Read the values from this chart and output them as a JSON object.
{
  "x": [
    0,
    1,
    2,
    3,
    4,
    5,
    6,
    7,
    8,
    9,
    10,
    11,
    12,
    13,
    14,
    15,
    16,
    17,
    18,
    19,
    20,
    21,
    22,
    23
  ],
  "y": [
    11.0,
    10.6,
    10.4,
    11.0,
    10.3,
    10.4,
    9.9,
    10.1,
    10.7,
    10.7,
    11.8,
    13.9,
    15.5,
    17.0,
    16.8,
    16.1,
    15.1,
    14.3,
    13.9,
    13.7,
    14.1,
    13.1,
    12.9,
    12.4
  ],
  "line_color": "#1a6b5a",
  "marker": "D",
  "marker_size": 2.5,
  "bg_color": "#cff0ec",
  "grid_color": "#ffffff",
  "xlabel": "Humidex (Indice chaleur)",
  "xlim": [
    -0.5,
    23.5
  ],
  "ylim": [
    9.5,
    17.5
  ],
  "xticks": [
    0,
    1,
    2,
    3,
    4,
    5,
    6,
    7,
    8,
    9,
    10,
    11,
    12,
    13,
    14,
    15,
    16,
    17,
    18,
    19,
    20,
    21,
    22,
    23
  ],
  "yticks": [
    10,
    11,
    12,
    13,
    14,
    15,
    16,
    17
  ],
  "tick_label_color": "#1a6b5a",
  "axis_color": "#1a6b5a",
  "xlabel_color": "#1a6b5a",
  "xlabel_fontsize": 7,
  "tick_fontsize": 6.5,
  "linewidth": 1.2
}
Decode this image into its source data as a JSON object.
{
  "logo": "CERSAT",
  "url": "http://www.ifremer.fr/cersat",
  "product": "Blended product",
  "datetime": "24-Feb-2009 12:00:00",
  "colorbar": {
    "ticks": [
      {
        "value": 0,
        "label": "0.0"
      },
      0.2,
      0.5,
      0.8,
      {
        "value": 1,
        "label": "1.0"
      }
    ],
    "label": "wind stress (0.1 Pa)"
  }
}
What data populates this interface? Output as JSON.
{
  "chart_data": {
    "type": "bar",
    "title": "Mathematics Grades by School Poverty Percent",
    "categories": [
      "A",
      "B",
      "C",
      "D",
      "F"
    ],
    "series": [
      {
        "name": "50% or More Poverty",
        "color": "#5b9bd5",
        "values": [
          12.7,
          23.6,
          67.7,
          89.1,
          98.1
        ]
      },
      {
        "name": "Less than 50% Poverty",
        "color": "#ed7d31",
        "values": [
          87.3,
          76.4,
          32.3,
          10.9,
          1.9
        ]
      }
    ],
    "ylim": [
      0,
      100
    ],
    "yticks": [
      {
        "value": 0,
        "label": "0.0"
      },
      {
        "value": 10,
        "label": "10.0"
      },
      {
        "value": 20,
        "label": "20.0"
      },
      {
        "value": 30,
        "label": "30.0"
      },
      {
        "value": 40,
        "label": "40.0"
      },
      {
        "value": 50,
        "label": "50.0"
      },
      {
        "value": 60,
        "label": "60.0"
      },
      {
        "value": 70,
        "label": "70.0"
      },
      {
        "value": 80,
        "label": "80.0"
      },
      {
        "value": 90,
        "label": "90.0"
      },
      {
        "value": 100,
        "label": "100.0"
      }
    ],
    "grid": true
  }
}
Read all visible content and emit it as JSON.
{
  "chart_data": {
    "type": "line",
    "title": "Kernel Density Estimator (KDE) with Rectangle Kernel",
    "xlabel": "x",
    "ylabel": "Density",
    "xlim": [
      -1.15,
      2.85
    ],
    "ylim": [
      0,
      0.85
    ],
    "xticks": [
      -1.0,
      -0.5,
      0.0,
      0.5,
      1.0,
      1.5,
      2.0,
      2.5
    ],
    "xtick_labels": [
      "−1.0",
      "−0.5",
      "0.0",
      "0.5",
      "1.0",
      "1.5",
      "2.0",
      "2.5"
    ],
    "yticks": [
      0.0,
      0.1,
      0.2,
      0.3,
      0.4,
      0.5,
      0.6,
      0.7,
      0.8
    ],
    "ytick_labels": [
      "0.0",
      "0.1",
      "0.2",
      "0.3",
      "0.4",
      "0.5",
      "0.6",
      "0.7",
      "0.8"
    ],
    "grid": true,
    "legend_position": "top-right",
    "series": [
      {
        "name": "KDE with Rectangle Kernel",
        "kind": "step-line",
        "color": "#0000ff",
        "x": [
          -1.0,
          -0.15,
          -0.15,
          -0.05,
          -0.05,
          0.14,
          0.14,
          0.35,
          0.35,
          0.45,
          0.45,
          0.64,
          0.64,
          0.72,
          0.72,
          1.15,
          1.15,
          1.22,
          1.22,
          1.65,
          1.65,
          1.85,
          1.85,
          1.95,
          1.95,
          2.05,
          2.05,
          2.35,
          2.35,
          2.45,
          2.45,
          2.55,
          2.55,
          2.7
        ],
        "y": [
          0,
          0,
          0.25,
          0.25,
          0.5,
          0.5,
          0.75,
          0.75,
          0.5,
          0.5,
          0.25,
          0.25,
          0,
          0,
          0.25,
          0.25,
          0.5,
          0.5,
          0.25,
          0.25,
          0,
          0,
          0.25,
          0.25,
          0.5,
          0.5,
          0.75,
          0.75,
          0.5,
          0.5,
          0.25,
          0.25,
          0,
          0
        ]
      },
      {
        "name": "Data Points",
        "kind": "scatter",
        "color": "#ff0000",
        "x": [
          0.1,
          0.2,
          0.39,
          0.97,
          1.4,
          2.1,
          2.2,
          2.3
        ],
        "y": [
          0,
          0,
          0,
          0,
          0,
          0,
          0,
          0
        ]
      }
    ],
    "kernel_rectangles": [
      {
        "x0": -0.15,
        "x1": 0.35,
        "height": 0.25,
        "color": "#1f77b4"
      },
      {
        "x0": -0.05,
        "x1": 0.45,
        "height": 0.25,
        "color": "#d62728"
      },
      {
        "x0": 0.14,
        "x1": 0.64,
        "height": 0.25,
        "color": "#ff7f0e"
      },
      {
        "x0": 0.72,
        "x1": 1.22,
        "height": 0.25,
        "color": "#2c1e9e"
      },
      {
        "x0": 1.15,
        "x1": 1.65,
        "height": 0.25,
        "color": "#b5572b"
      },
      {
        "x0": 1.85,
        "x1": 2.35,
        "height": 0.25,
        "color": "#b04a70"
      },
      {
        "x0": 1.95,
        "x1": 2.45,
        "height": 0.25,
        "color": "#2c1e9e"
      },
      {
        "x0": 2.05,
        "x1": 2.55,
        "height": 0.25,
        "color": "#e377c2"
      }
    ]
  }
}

* * *

Select every line of the records holding the string "object".

> [ANSWER IN FULL]:
Read the values from this chart and output them as a JSON object.
Decode this image into its source data as a JSON object.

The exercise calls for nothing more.